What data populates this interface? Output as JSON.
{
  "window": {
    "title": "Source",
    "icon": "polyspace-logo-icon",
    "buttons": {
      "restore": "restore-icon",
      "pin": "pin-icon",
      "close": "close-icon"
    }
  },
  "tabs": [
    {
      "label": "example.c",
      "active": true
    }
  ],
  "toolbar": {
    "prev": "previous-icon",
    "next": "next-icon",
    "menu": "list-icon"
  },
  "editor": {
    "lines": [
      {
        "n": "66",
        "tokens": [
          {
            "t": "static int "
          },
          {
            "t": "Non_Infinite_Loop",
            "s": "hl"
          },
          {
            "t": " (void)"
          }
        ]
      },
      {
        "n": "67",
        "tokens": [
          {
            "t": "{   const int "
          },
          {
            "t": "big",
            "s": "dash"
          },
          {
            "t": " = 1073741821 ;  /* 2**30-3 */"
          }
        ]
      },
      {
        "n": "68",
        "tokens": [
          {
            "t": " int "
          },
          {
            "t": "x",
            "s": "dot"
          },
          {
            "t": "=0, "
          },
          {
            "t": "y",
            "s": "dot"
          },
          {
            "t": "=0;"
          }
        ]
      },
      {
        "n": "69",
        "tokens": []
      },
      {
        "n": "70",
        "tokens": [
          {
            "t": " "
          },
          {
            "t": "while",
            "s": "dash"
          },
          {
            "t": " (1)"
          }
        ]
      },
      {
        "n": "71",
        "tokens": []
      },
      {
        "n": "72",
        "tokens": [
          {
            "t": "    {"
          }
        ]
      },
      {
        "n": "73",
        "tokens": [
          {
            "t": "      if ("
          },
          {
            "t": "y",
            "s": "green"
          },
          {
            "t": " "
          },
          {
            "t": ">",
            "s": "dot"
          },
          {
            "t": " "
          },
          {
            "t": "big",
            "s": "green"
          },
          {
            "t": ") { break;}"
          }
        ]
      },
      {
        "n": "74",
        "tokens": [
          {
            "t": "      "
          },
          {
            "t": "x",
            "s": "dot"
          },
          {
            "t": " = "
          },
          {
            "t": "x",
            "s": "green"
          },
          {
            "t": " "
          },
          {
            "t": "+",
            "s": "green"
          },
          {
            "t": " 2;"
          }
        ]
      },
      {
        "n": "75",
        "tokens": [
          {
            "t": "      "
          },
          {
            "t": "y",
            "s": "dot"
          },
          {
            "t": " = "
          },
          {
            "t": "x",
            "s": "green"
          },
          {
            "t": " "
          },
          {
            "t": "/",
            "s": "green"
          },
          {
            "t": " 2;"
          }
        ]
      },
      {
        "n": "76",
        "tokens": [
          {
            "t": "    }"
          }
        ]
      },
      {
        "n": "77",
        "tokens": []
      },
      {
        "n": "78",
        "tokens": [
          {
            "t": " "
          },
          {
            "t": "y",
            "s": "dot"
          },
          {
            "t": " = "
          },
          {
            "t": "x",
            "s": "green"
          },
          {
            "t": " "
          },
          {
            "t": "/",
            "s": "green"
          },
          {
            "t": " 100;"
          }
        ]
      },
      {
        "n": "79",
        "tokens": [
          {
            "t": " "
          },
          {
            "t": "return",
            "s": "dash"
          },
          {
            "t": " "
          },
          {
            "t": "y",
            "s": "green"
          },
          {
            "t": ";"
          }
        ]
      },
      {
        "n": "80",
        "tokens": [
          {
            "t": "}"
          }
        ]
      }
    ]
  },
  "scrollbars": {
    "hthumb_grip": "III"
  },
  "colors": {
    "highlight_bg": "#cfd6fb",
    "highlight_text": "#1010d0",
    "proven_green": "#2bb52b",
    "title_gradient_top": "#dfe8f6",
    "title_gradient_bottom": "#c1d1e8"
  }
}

Problem -> Extract the entries above verbatim.

Solution ->
What data populates this interface? Output as JSON.
{
  "window": {
    "title": "Source",
    "icon": "polyspace-logo-icon",
    "buttons": {
      "restore": "restore-icon",
      "pin": "pin-icon",
      "close": "close-icon"
    }
  },
  "tabs": [
    {
      "label": "example.c",
      "active": true
    }
  ],
  "toolbar": {
    "prev": "previous-icon",
    "next": "next-icon",
    "menu": "list-icon"
  },
  "editor": {
    "lines": [
      {
        "n": "66",
        "tokens": [
          {
            "t": "static int "
          },
          {
            "t": "Non_Infinite_Loop",
            "s": "hl"
          },
          {
            "t": " (void)"
          }
        ]
      },
      {
        "n": "67",
        "tokens": [
          {
            "t": "{   const int "
          },
          {
            "t": "big",
            "s": "dash"
          },
          {
            "t": " = 1073741821 ;  /* 2**30-3 */"
          }
        ]
      },
      {
        "n": "68",
        "tokens": [
          {
            "t": " int "
          },
          {
            "t": "x",
            "s": "dot"
          },
          {
            "t": "=0, "
          },
          {
            "t": "y",
            "s": "dot"
          },
          {
            "t": "=0;"
          }
        ]
      },
      {
        "n": "69",
        "tokens": []
      },
      {
        "n": "70",
        "tokens": [
          {
            "t": " "
          },
          {
            "t": "while",
            "s": "dash"
          },
          {
            "t": " (1)"
          }
        ]
      },
      {
        "n": "71",
        "tokens": []
      },
      {
        "n": "72",
        "tokens": [
          {
            "t": "    {"
          }
        ]
      },
      {
        "n": "73",
        "tokens": [
          {
            "t": "      if ("
          },
          {
            "t": "y",
            "s": "green"
          },
          {
            "t": " "
          },
          {
            "t": ">",
            "s": "dot"
          },
          {
            "t": " "
          },
          {
            "t": "big",
            "s": "green"
          },
          {
            "t": ") { break;}"
          }
        ]
      },
      {
        "n": "74",
        "tokens": [
          {
            "t": "      "
          },
          {
            "t": "x",
            "s": "dot"
          },
          {
            "t": " = "
          },
          {
            "t": "x",
            "s": "green"
          },
          {
            "t": " "
          },
          {
            "t": "+",
            "s": "green"
          },
          {
            "t": " 2;"
          }
        ]
      },
      {
        "n": "75",
        "tokens": [
          {
            "t": "      "
          },
          {
            "t": "y",
            "s": "dot"
          },
          {
            "t": " = "
          },
          {
            "t": "x",
            "s": "green"
          },
          {
            "t": " "
          },
          {
            "t": "/",
            "s": "green"
          },
          {
            "t": " 2;"
          }
        ]
      },
      {
        "n": "76",
        "tokens": [
          {
            "t": "    }"
          }
        ]
      },
      {
        "n": "77",
        "tokens": []
      },
      {
        "n": "78",
        "tokens": [
          {
            "t": " "
          },
          {
            "t": "y",
            "s": "dot"
          },
          {
            "t": " = "
          },
          {
            "t": "x",
            "s": "green"
          },
          {
            "t": " "
          },
          {
            "t": "/",
            "s": "green"
          },
          {
            "t": " 100;"
          }
        ]
      },
      {
        "n": "79",
        "tokens": [
          {
            "t": " "
          },
          {
            "t": "return",
            "s": "dash"
          },
          {
            "t": " "
          },
          {
            "t": "y",
            "s": "green"
          },
          {
            "t": ";"
          }
        ]
      },
      {
        "n": "80",
        "tokens": [
          {
            "t": "}"
          }
        ]
      }
    ]
  },
  "scrollbars": {
    "hthumb_grip": "III"
  },
  "colors": {
    "highlight_bg": "#cfd6fb",
    "highlight_text": "#1010d0",
    "proven_green": "#2bb52b",
    "title_gradient_top": "#dfe8f6",
    "title_gradient_bottom": "#c1d1e8"
  }
}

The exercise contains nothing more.